Exercise details |
Copy every line of the following data that includes the string "Covert".
***** Input *****
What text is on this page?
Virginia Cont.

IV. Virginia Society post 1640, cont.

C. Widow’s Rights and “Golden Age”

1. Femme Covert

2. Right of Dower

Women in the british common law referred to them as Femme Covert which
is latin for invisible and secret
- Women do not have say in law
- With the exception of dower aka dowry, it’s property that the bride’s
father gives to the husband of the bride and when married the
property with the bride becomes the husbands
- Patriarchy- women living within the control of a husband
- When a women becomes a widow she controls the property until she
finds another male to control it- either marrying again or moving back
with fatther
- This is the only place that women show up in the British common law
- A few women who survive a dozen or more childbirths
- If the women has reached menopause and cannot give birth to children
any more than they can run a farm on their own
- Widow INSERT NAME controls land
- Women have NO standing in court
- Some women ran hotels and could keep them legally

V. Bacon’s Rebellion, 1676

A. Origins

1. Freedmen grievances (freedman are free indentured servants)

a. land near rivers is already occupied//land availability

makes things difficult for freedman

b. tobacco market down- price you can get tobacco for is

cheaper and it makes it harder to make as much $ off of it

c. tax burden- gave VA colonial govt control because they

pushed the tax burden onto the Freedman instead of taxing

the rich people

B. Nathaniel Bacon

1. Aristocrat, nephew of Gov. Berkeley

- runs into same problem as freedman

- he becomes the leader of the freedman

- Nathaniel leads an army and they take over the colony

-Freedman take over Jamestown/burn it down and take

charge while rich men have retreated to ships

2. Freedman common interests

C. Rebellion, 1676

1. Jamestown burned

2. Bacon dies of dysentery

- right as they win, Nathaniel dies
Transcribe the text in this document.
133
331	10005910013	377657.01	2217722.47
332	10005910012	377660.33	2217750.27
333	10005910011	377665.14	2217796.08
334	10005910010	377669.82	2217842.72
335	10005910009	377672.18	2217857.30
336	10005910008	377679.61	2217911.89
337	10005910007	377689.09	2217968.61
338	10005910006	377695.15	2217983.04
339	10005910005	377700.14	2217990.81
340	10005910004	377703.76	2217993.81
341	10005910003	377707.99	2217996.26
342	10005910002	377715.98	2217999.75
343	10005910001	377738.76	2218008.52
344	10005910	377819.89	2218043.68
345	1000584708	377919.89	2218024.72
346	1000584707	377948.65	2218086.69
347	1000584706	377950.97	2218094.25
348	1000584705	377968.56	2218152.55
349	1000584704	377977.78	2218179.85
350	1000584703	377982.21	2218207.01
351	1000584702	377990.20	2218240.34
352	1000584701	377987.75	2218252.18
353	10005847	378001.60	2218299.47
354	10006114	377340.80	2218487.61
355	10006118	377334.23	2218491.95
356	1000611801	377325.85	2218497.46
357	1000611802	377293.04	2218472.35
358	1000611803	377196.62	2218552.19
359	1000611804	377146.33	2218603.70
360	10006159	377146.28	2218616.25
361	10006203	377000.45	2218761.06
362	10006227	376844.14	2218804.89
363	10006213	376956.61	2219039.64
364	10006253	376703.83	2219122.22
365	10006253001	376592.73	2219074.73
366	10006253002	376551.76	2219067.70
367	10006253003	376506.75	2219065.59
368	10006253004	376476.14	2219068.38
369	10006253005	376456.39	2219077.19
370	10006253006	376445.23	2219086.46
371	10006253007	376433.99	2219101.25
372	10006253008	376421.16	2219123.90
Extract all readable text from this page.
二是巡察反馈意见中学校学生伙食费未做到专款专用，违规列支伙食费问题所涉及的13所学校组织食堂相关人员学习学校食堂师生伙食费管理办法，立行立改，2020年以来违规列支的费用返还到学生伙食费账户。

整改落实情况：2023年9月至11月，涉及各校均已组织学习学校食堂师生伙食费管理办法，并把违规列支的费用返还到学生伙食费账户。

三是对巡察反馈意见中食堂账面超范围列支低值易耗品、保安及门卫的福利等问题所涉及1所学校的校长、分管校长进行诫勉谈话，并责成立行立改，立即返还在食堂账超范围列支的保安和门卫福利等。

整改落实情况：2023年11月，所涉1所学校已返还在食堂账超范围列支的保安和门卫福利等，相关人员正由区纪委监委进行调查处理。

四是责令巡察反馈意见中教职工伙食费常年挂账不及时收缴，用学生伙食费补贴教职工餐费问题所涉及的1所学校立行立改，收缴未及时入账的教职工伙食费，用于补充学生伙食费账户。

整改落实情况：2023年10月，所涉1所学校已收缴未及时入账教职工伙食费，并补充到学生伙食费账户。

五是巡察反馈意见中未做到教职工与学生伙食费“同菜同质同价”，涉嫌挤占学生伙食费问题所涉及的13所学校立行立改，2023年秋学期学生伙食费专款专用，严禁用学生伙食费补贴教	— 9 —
*****
Correct response |
1. Femme Covert
Women in the british common law referred to them as Femme Covert which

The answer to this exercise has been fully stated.